Stored items:
<<<<

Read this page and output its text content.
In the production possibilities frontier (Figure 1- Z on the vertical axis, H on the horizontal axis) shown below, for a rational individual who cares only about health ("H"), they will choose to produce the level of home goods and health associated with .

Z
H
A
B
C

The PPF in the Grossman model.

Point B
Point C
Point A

>>>>
<<<<

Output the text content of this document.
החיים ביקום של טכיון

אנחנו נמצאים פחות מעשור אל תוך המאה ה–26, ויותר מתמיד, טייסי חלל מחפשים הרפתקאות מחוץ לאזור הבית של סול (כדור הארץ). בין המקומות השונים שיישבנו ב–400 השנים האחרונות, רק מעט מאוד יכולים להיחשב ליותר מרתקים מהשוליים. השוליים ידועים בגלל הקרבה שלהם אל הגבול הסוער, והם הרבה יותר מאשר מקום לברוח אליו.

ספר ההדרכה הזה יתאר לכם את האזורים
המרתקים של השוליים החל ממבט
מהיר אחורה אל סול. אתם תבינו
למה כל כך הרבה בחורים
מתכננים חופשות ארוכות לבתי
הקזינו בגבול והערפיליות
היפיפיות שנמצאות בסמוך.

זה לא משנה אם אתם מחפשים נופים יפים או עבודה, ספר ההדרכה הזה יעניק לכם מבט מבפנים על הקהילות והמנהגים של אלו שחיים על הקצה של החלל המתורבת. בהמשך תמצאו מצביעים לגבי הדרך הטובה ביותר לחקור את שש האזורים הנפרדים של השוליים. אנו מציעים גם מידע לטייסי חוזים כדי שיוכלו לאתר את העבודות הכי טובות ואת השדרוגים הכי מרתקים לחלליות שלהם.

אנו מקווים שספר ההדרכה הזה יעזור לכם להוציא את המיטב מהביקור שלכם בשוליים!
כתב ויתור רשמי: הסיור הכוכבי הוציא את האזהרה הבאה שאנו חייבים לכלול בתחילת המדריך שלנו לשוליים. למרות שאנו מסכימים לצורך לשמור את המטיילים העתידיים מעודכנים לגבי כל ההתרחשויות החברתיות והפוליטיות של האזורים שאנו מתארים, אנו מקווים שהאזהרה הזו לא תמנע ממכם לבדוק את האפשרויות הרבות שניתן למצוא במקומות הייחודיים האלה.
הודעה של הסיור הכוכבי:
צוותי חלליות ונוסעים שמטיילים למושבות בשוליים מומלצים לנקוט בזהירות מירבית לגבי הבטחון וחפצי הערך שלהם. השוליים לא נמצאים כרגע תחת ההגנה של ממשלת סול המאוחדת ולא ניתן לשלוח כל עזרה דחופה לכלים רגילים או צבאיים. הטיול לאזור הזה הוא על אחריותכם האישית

>>>>
<<<<

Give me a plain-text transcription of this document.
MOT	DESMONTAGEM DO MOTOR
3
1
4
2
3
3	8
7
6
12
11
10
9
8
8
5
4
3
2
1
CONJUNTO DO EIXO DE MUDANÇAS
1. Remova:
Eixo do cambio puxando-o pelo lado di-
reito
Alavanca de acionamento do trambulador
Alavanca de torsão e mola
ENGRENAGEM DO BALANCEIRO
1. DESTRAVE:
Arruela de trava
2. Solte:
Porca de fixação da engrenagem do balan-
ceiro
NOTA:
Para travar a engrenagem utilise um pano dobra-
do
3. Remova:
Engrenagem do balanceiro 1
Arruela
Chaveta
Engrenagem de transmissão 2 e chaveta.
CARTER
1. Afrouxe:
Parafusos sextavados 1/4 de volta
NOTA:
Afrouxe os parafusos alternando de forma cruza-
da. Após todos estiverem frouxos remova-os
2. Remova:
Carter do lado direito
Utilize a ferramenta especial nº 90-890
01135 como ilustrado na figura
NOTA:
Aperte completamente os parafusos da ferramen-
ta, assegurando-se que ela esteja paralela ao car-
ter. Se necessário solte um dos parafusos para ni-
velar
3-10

>>>>

### Aim
Lines holding the word "document" in the entries above are the ones to pull out. Copy them all.

### Expected output
Output the text content of this document.
Give me a plain-text transcription of this document.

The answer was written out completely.